### WHAT IS BEING ASKED
Would you transcribe the listing that follows, character for character, and omit its images?

### Records
>>>

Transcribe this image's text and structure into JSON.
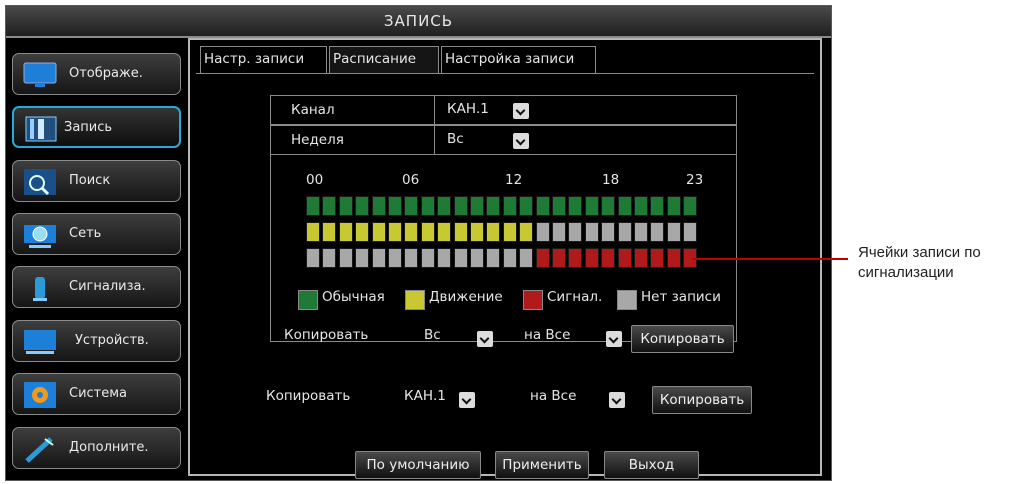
{
  "window": {
    "title": "ЗАПИСЬ"
  },
  "sidebar": {
    "items": [
      {
        "label": "Отображе.",
        "icon": "monitor-icon",
        "active": false
      },
      {
        "label": "Запись",
        "icon": "film-record-icon",
        "active": true
      },
      {
        "label": "Поиск",
        "icon": "search-magnifier-icon",
        "active": false
      },
      {
        "label": "Сеть",
        "icon": "network-globe-icon",
        "active": false
      },
      {
        "label": "Сигнализа.",
        "icon": "alarm-icon",
        "active": false
      },
      {
        "label": "Устройств.",
        "icon": "device-monitor-icon",
        "active": false
      },
      {
        "label": "Система",
        "icon": "gear-icon",
        "active": false
      },
      {
        "label": "Дополните.",
        "icon": "tools-icon",
        "active": false
      }
    ]
  },
  "tabs": [
    {
      "label": "Настр. записи",
      "selected": false
    },
    {
      "label": "Расписание",
      "selected": true
    },
    {
      "label": "Настройка записи",
      "selected": false
    }
  ],
  "schedule": {
    "channel_label": "Канал",
    "channel_value": "КАН.1",
    "week_label": "Неделя",
    "week_value": "Вс",
    "hour_labels": [
      "00",
      "06",
      "12",
      "18",
      "23"
    ],
    "rows": [
      {
        "name": "normal",
        "cells": [
          "N",
          "N",
          "N",
          "N",
          "N",
          "N",
          "N",
          "N",
          "N",
          "N",
          "N",
          "N",
          "N",
          "N",
          "N",
          "N",
          "N",
          "N",
          "N",
          "N",
          "N",
          "N",
          "N",
          "N"
        ]
      },
      {
        "name": "motion",
        "cells": [
          "M",
          "M",
          "M",
          "M",
          "M",
          "M",
          "M",
          "M",
          "M",
          "M",
          "M",
          "M",
          "M",
          "M",
          "X",
          "X",
          "X",
          "X",
          "X",
          "X",
          "X",
          "X",
          "X",
          "X"
        ]
      },
      {
        "name": "alarm",
        "cells": [
          "X",
          "X",
          "X",
          "X",
          "X",
          "X",
          "X",
          "X",
          "X",
          "X",
          "X",
          "X",
          "X",
          "X",
          "A",
          "A",
          "A",
          "A",
          "A",
          "A",
          "A",
          "A",
          "A",
          "A"
        ]
      }
    ],
    "legend": {
      "normal": "Обычная",
      "motion": "Движение",
      "alarm": "Сигнал.",
      "none": "Нет записи"
    },
    "colors": {
      "normal": "#1e7a35",
      "motion": "#c8c832",
      "alarm": "#b01a1a",
      "none": "#a8a8a8"
    },
    "copy_day": {
      "label": "Копировать",
      "from": "Вс",
      "to_label": "на Все",
      "button": "Копировать"
    }
  },
  "copy_channel": {
    "label": "Копировать",
    "from": "КАН.1",
    "to_label": "на Все",
    "button": "Копировать"
  },
  "footer": {
    "default_button": "По умолчанию",
    "apply_button": "Применить",
    "exit_button": "Выход"
  },
  "callout": {
    "text": "Ячейки записи по сигнализации",
    "color": "#c00000"
  }
}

<<<

### SOLUTION
Transcribe this image's text and structure into JSON.
{
  "window": {
    "title": "ЗАПИСЬ"
  },
  "sidebar": {
    "items": [
      {
        "label": "Отображе.",
        "icon": "monitor-icon",
        "active": false
      },
      {
        "label": "Запись",
        "icon": "film-record-icon",
        "active": true
      },
      {
        "label": "Поиск",
        "icon": "search-magnifier-icon",
        "active": false
      },
      {
        "label": "Сеть",
        "icon": "network-globe-icon",
        "active": false
      },
      {
        "label": "Сигнализа.",
        "icon": "alarm-icon",
        "active": false
      },
      {
        "label": "Устройств.",
        "icon": "device-monitor-icon",
        "active": false
      },
      {
        "label": "Система",
        "icon": "gear-icon",
        "active": false
      },
      {
        "label": "Дополните.",
        "icon": "tools-icon",
        "active": false
      }
    ]
  },
  "tabs": [
    {
      "label": "Настр. записи",
      "selected": false
    },
    {
      "label": "Расписание",
      "selected": true
    },
    {
      "label": "Настройка записи",
      "selected": false
    }
  ],
  "schedule": {
    "channel_label": "Канал",
    "channel_value": "КАН.1",
    "week_label": "Неделя",
    "week_value": "Вс",
    "hour_labels": [
      "00",
      "06",
      "12",
      "18",
      "23"
    ],
    "rows": [
      {
        "name": "normal",
        "cells": [
          "N",
          "N",
          "N",
          "N",
          "N",
          "N",
          "N",
          "N",
          "N",
          "N",
          "N",
          "N",
          "N",
          "N",
          "N",
          "N",
          "N",
          "N",
          "N",
          "N",
          "N",
          "N",
          "N",
          "N"
        ]
      },
      {
        "name": "motion",
        "cells": [
          "M",
          "M",
          "M",
          "M",
          "M",
          "M",
          "M",
          "M",
          "M",
          "M",
          "M",
          "M",
          "M",
          "M",
          "X",
          "X",
          "X",
          "X",
          "X",
          "X",
          "X",
          "X",
          "X",
          "X"
        ]
      },
      {
        "name": "alarm",
        "cells": [
          "X",
          "X",
          "X",
          "X",
          "X",
          "X",
          "X",
          "X",
          "X",
          "X",
          "X",
          "X",
          "X",
          "X",
          "A",
          "A",
          "A",
          "A",
          "A",
          "A",
          "A",
          "A",
          "A",
          "A"
        ]
      }
    ],
    "legend": {
      "normal": "Обычная",
      "motion": "Движение",
      "alarm": "Сигнал.",
      "none": "Нет записи"
    },
    "colors": {
      "normal": "#1e7a35",
      "motion": "#c8c832",
      "alarm": "#b01a1a",
      "none": "#a8a8a8"
    },
    "copy_day": {
      "label": "Копировать",
      "from": "Вс",
      "to_label": "на Все",
      "button": "Копировать"
    }
  },
  "copy_channel": {
    "label": "Копировать",
    "from": "КАН.1",
    "to_label": "на Все",
    "button": "Копировать"
  },
  "footer": {
    "default_button": "По умолчанию",
    "apply_button": "Применить",
    "exit_button": "Выход"
  },
  "callout": {
    "text": "Ячейки записи по сигнализации",
    "color": "#c00000"
  }
}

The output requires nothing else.